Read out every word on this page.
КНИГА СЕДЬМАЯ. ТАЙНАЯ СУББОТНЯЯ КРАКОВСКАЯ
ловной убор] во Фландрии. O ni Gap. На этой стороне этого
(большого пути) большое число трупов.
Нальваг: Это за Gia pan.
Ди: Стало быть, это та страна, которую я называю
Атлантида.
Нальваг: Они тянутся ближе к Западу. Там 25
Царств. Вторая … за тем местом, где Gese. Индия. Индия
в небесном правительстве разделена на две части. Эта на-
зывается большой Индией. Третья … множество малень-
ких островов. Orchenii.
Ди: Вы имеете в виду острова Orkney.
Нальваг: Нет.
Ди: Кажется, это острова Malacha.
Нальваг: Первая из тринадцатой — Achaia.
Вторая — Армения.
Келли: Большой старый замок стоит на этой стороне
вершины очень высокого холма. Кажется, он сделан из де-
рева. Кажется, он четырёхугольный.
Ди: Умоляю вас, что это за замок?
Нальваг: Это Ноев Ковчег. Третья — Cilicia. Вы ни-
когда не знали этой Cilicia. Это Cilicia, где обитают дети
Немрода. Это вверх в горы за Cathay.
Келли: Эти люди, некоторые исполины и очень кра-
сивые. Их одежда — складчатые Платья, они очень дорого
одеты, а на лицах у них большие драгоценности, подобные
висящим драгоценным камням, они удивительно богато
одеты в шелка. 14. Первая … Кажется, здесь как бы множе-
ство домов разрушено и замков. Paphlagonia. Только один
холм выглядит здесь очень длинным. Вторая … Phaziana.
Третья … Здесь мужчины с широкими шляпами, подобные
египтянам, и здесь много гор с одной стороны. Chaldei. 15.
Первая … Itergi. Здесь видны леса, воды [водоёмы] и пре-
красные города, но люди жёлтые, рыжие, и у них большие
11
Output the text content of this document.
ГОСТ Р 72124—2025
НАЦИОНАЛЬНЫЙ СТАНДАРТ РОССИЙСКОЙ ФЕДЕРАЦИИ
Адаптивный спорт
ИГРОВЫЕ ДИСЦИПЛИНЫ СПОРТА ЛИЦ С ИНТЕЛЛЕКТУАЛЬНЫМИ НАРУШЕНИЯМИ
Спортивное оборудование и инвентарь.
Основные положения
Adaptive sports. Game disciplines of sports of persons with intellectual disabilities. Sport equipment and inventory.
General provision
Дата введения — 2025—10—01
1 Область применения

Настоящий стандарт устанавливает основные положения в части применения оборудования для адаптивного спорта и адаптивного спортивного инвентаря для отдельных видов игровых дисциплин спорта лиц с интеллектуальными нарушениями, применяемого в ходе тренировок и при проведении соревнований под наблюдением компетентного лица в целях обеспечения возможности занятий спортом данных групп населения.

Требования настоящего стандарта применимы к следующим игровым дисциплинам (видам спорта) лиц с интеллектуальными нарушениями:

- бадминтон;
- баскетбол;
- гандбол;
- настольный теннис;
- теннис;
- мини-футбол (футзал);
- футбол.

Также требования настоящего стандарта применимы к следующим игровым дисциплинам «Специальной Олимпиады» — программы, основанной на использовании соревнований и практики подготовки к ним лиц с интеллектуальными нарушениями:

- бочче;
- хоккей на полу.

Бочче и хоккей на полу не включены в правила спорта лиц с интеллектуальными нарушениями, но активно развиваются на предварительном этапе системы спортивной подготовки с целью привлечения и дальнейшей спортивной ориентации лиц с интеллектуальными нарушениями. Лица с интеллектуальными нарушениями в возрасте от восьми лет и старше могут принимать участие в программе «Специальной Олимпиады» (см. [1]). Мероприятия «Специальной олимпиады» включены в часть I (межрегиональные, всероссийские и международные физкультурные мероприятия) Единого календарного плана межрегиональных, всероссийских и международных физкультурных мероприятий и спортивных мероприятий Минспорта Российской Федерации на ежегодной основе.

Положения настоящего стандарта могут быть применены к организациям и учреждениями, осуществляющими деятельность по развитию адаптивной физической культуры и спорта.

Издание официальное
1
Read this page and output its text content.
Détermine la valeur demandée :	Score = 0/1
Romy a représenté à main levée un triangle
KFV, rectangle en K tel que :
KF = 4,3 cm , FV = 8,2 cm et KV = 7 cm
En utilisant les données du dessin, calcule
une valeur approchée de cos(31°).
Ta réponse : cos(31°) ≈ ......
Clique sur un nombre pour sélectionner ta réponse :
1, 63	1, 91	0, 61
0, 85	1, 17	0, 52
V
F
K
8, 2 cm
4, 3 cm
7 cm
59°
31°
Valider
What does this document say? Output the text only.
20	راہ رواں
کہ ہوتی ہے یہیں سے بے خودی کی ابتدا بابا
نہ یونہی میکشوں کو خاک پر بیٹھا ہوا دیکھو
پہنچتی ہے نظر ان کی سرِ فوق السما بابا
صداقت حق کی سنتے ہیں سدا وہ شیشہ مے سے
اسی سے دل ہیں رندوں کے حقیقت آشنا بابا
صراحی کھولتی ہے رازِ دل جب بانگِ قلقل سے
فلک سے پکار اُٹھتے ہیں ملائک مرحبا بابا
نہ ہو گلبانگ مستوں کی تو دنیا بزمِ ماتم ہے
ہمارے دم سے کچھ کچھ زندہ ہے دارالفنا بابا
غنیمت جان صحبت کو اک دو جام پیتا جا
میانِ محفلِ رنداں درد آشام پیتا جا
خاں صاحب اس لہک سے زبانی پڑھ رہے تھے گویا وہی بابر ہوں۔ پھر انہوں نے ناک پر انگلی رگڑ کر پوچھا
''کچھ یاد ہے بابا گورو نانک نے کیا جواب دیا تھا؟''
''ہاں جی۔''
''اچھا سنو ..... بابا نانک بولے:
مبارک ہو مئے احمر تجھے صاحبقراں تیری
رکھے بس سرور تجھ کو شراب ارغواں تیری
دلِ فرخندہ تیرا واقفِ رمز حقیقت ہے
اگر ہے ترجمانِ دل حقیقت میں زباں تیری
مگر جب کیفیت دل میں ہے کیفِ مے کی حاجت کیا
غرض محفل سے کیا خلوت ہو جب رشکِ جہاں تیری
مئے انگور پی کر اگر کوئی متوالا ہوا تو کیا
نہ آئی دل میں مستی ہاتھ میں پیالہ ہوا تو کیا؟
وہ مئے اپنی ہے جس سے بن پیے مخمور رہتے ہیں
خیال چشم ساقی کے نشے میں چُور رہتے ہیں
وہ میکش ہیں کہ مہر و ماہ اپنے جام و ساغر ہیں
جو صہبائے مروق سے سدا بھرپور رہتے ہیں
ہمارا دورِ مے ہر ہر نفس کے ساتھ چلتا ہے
────────────────────
Find all lines where the word "подобные" appears. Copy them.

ANSWER TO THIS TASK
одеты, а на лицах у них большие драгоценности, подобные
Третья … Здесь мужчины с широкими шляпами, подобные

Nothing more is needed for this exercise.